[BEGIN]

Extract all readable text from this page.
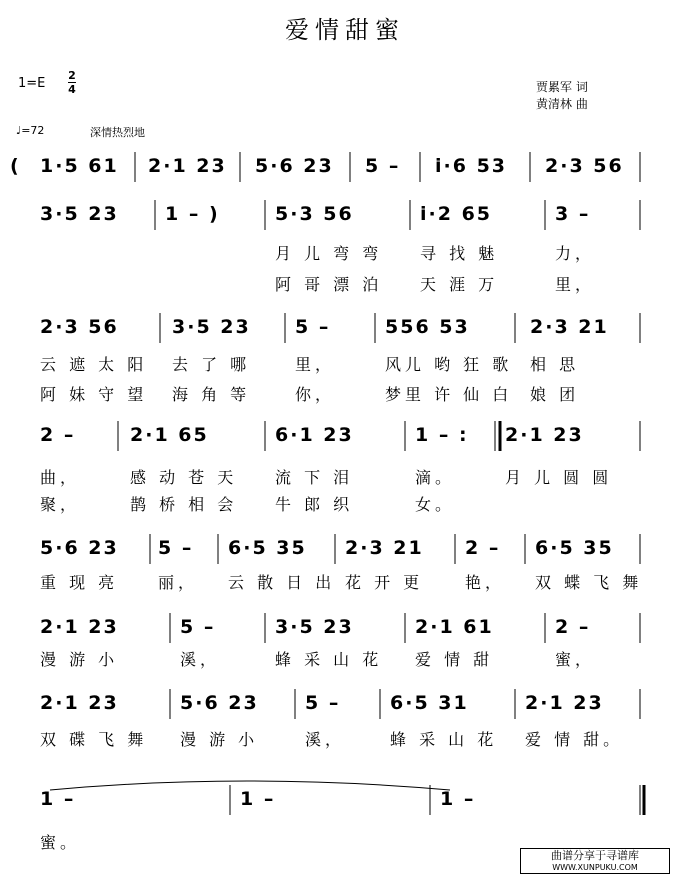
爱情甜蜜
1=E
2
4	贾累军 词
黄清林 曲
♩=72	深情热烈地
( 1·5 61 2·1 23 5·6 23 5 – i·6 53 2·3 56
3·5 23 1 – )	5·3 56	i·2 65	3 –
月 儿 弯 弯 寻 找 魅	力，
阿 哥 漂 泊 天 涯 万	里，
2·3 56	3·5 23 5 –	556 53	2·3 21
云 遮 太 阳 去 了 哪	里，	风儿 哟 狂 歌 相 思
阿 妹 守 望 海 角 等	你，	梦里 许 仙 白 娘 团
2 –	2·1 65	6·1 23	1 – : 2·1 23
曲，	感 动 苍 天 流 下 泪	滴。	月 儿 圆 圆
聚，	鹊 桥 相 会 牛 郎 织	女。
5·6 23 5 – 6·5 35 2·3 21 2 – 6·5 35
重 现 亮 丽， 云 散 日 出 花 开 更	艳， 双 蝶 飞 舞
2·1 23	5 –	3·5 23	2·1 61	2 –
漫 游 小	溪，	蜂 采 山 花 爱 情 甜	蜜，
2·1 23	5·6 23 5 –	6·5 31	2·1 23
双 碟 飞 舞 漫 游 小	溪，	蜂 采 山 花 爱 情 甜。
1 –	1 –	1 –
蜜。
曲谱分享于寻谱库
WWW.XUNPUKU.COM
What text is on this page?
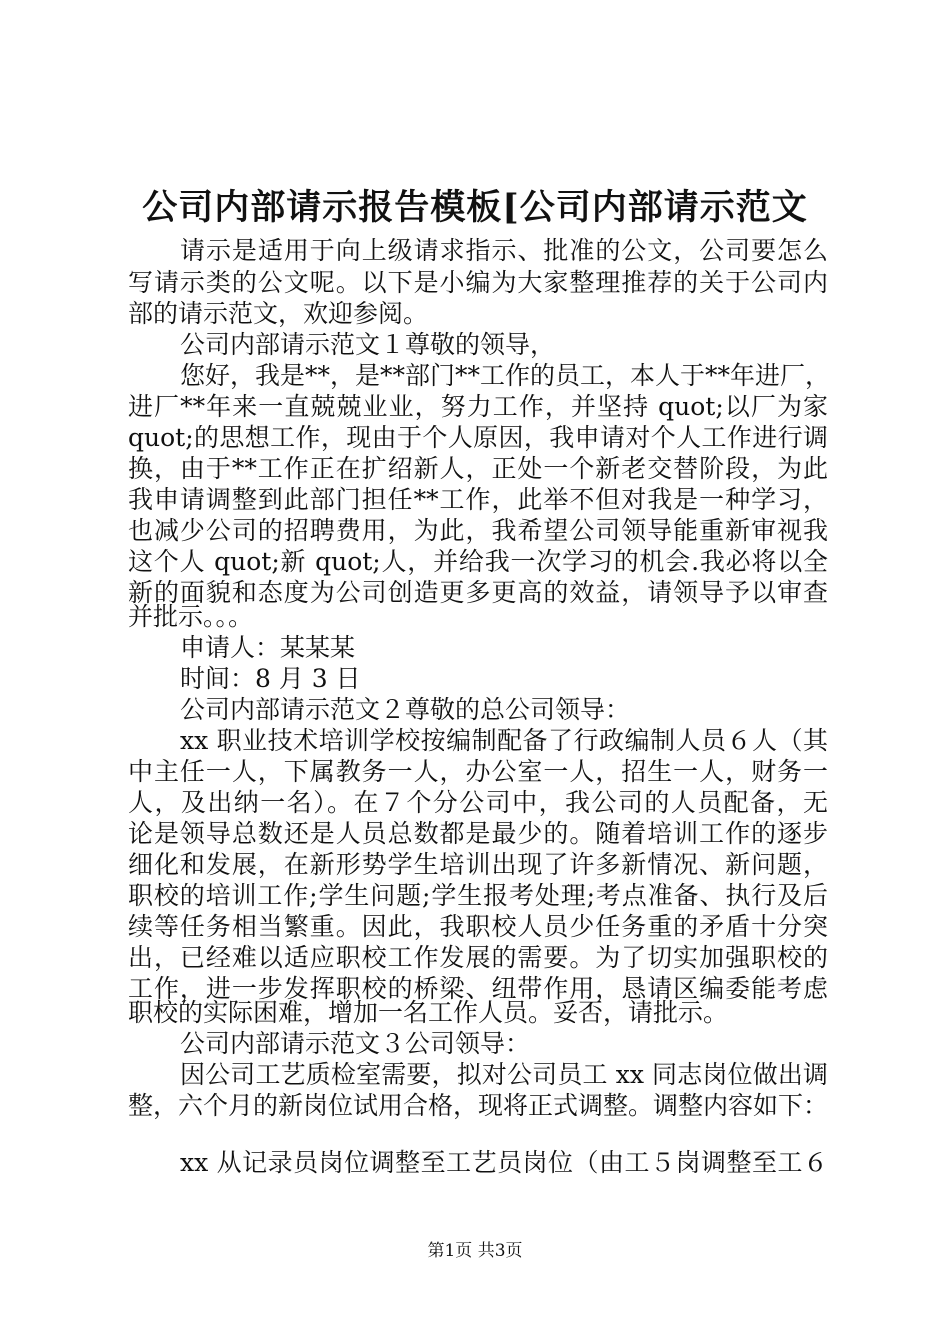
公司内部请示报告模板[公司内部请示范文
请示是适用于向上级请求指示、批准的公文，公司要怎么
写请示类的公文呢。以下是小编为大家整理推荐的关于公司内
部的请示范文，欢迎参阅。
公司内部请示范文１尊敬的领导，
您好，我是**，是**部门**工作的员工，本人于**年进厂，
进厂**年来一直兢兢业业，努力工作，并坚持 quot;以厂为家
quot;的思想工作，现由于个人原因，我申请对个人工作进行调
换，由于**工作正在扩绍新人，正处一个新老交替阶段，为此
我申请调整到此部门担任**工作，此举不但对我是一种学习，
也减少公司的招聘费用，为此，我希望公司领导能重新审视我
这个人 quot;新 quot;人，并给我一次学习的机会.我必将以全
新的面貌和态度为公司创造更多更高的效益，请领导予以审查
并批示。。。
申请人：某某某
时间：8 月 3 日
公司内部请示范文２尊敬的总公司领导：
xx 职业技术培训学校按编制配备了行政编制人员６人（其
中主任一人，下属教务一人，办公室一人，招生一人，财务一
人，及出纳一名）。在７个分公司中，我公司的人员配备，无
论是领导总数还是人员总数都是最少的。随着培训工作的逐步
细化和发展，在新形势学生培训出现了许多新情况、新问题，
职校的培训工作;学生问题;学生报考处理;考点准备、执行及后
续等任务相当繁重。因此，我职校人员少任务重的矛盾十分突
出，已经难以适应职校工作发展的需要。为了切实加强职校的
工作，进一步发挥职校的桥梁、纽带作用，恳请区编委能考虑
职校的实际困难，增加一名工作人员。妥否，请批示。
公司内部请示范文３公司领导：
因公司工艺质检室需要，拟对公司员工 xx 同志岗位做出调
整，六个月的新岗位试用合格，现将正式调整。调整内容如下：
xx 从记录员岗位调整至工艺员岗位（由工５岗调整至工６
第1页 共3页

[END]

• What the exercise asks: Count the lines in the records above that contain the word "quot", and give only the number.

• Output for this exercise: 3